- Instructions to follow -
Copy out every line in the entries below that includes "band".

- Listed records -
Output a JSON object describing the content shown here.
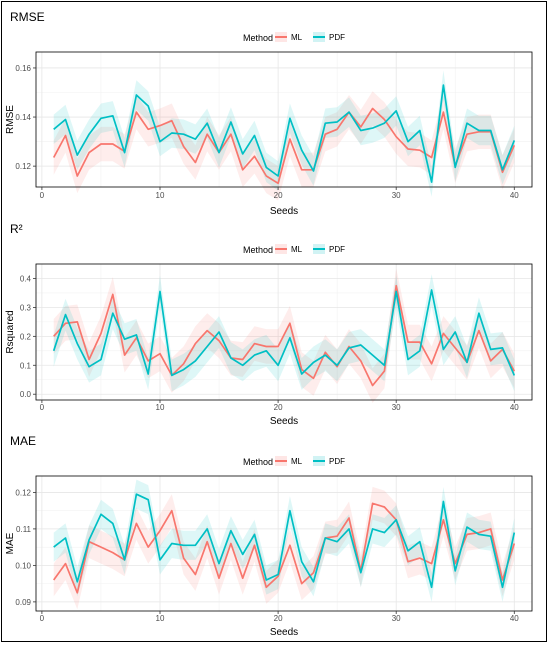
{
  "chart_data": [
    {
      "type": "line",
      "title": "RMSE",
      "xlabel": "Seeds",
      "ylabel": "RMSE",
      "legend_title": "Method",
      "legend_placement": "top",
      "grid": true,
      "xlim": [
        -0.5,
        41.5
      ],
      "ylim": [
        0.1115,
        0.1665
      ],
      "xticks": [
        0,
        10,
        20,
        30,
        40
      ],
      "x_tick_labels": [
        "0",
        "10",
        "20",
        "30",
        "40"
      ],
      "yticks": [
        0.12,
        0.14,
        0.16
      ],
      "y_tick_labels": [
        "0.12",
        "0.14",
        "0.16"
      ],
      "x": [
        1,
        2,
        3,
        4,
        5,
        6,
        7,
        8,
        9,
        10,
        11,
        12,
        13,
        14,
        15,
        16,
        17,
        18,
        19,
        20,
        21,
        22,
        23,
        24,
        25,
        26,
        27,
        28,
        29,
        30,
        31,
        32,
        33,
        34,
        35,
        36,
        37,
        38,
        39,
        40
      ],
      "series": [
        {
          "name": "ML",
          "color": "#f8766d",
          "values": [
            0.1235,
            0.1325,
            0.116,
            0.1255,
            0.129,
            0.129,
            0.126,
            0.142,
            0.135,
            0.1365,
            0.1385,
            0.128,
            0.1215,
            0.133,
            0.1255,
            0.133,
            0.1185,
            0.124,
            0.116,
            0.113,
            0.131,
            0.1185,
            0.1185,
            0.133,
            0.135,
            0.142,
            0.136,
            0.1435,
            0.139,
            0.132,
            0.127,
            0.1265,
            0.1235,
            0.142,
            0.12,
            0.133,
            0.134,
            0.134,
            0.1175,
            0.1285
          ],
          "band": 0.007
        },
        {
          "name": "PDF",
          "color": "#00bfc4",
          "values": [
            0.135,
            0.139,
            0.1245,
            0.133,
            0.1395,
            0.1405,
            0.1255,
            0.149,
            0.1445,
            0.13,
            0.1335,
            0.133,
            0.131,
            0.1375,
            0.1255,
            0.138,
            0.125,
            0.1325,
            0.1195,
            0.116,
            0.1395,
            0.1265,
            0.118,
            0.1375,
            0.138,
            0.142,
            0.1345,
            0.1355,
            0.1375,
            0.1425,
            0.13,
            0.1345,
            0.1135,
            0.153,
            0.1195,
            0.1375,
            0.1345,
            0.1345,
            0.1185,
            0.1305
          ],
          "band": 0.006
        }
      ]
    },
    {
      "type": "line",
      "title": "R²",
      "xlabel": "Seeds",
      "ylabel": "Rsquared",
      "legend_title": "Method",
      "legend_placement": "top",
      "grid": true,
      "xlim": [
        -0.5,
        41.5
      ],
      "ylim": [
        -0.02,
        0.45
      ],
      "xticks": [
        0,
        10,
        20,
        30,
        40
      ],
      "x_tick_labels": [
        "0",
        "10",
        "20",
        "30",
        "40"
      ],
      "yticks": [
        0.0,
        0.1,
        0.2,
        0.3,
        0.4
      ],
      "y_tick_labels": [
        "0.0",
        "0.1",
        "0.2",
        "0.3",
        "0.4"
      ],
      "x": [
        1,
        2,
        3,
        4,
        5,
        6,
        7,
        8,
        9,
        10,
        11,
        12,
        13,
        14,
        15,
        16,
        17,
        18,
        19,
        20,
        21,
        22,
        23,
        24,
        25,
        26,
        27,
        28,
        29,
        30,
        31,
        32,
        33,
        34,
        35,
        36,
        37,
        38,
        39,
        40
      ],
      "series": [
        {
          "name": "ML",
          "color": "#f8766d",
          "values": [
            0.2,
            0.245,
            0.25,
            0.12,
            0.21,
            0.345,
            0.135,
            0.195,
            0.115,
            0.14,
            0.065,
            0.105,
            0.175,
            0.22,
            0.185,
            0.125,
            0.12,
            0.175,
            0.165,
            0.165,
            0.245,
            0.085,
            0.055,
            0.145,
            0.095,
            0.165,
            0.115,
            0.03,
            0.08,
            0.375,
            0.18,
            0.18,
            0.105,
            0.21,
            0.16,
            0.11,
            0.22,
            0.115,
            0.155,
            0.08
          ],
          "band": 0.06
        },
        {
          "name": "PDF",
          "color": "#00bfc4",
          "values": [
            0.15,
            0.275,
            0.175,
            0.095,
            0.12,
            0.28,
            0.19,
            0.205,
            0.07,
            0.355,
            0.065,
            0.085,
            0.115,
            0.165,
            0.215,
            0.125,
            0.1,
            0.135,
            0.15,
            0.1,
            0.195,
            0.07,
            0.11,
            0.135,
            0.1,
            0.16,
            0.17,
            0.135,
            0.1,
            0.355,
            0.12,
            0.15,
            0.36,
            0.155,
            0.215,
            0.11,
            0.28,
            0.155,
            0.16,
            0.065
          ],
          "band": 0.055
        }
      ]
    },
    {
      "type": "line",
      "title": "MAE",
      "xlabel": "Seeds",
      "ylabel": "MAE",
      "legend_title": "Method",
      "legend_placement": "top",
      "grid": true,
      "xlim": [
        -0.5,
        41.5
      ],
      "ylim": [
        0.0875,
        0.1245
      ],
      "xticks": [
        0,
        10,
        20,
        30,
        40
      ],
      "x_tick_labels": [
        "0",
        "10",
        "20",
        "30",
        "40"
      ],
      "yticks": [
        0.09,
        0.1,
        0.11,
        0.12
      ],
      "y_tick_labels": [
        "0.09",
        "0.10",
        "0.11",
        "0.12"
      ],
      "x": [
        1,
        2,
        3,
        4,
        5,
        6,
        7,
        8,
        9,
        10,
        11,
        12,
        13,
        14,
        15,
        16,
        17,
        18,
        19,
        20,
        21,
        22,
        23,
        24,
        25,
        26,
        27,
        28,
        29,
        30,
        31,
        32,
        33,
        34,
        35,
        36,
        37,
        38,
        39,
        40
      ],
      "series": [
        {
          "name": "ML",
          "color": "#f8766d",
          "values": [
            0.096,
            0.1005,
            0.0925,
            0.1065,
            0.105,
            0.1035,
            0.1015,
            0.1115,
            0.105,
            0.1095,
            0.115,
            0.102,
            0.0975,
            0.1065,
            0.0965,
            0.106,
            0.0965,
            0.1055,
            0.094,
            0.097,
            0.1055,
            0.095,
            0.098,
            0.1075,
            0.108,
            0.113,
            0.0985,
            0.117,
            0.116,
            0.1125,
            0.101,
            0.102,
            0.1005,
            0.1125,
            0.1005,
            0.1085,
            0.109,
            0.11,
            0.096,
            0.106
          ],
          "band": 0.0045
        },
        {
          "name": "PDF",
          "color": "#00bfc4",
          "values": [
            0.105,
            0.1075,
            0.0955,
            0.107,
            0.114,
            0.1115,
            0.1015,
            0.1195,
            0.118,
            0.1015,
            0.106,
            0.1055,
            0.1055,
            0.11,
            0.1005,
            0.1095,
            0.103,
            0.1085,
            0.096,
            0.0975,
            0.115,
            0.101,
            0.0955,
            0.1075,
            0.1065,
            0.11,
            0.098,
            0.11,
            0.109,
            0.1125,
            0.104,
            0.1065,
            0.094,
            0.1175,
            0.0985,
            0.1105,
            0.1085,
            0.108,
            0.094,
            0.109
          ],
          "band": 0.004
        }
      ]
    }
  ]
}
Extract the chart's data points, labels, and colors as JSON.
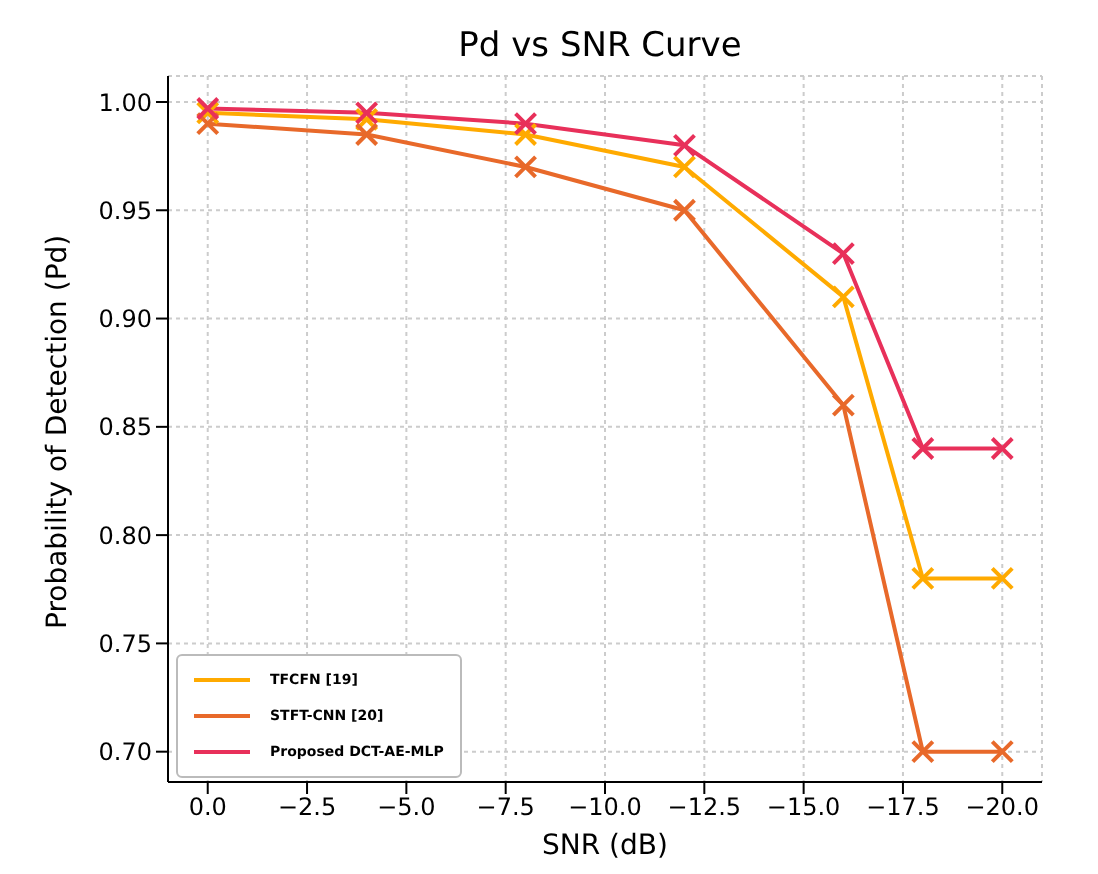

- Task output -
          "band": 0.007
          "band": 0.006
          "band": 0.06
          "band": 0.055
          "band": 0.0045
          "band": 0.004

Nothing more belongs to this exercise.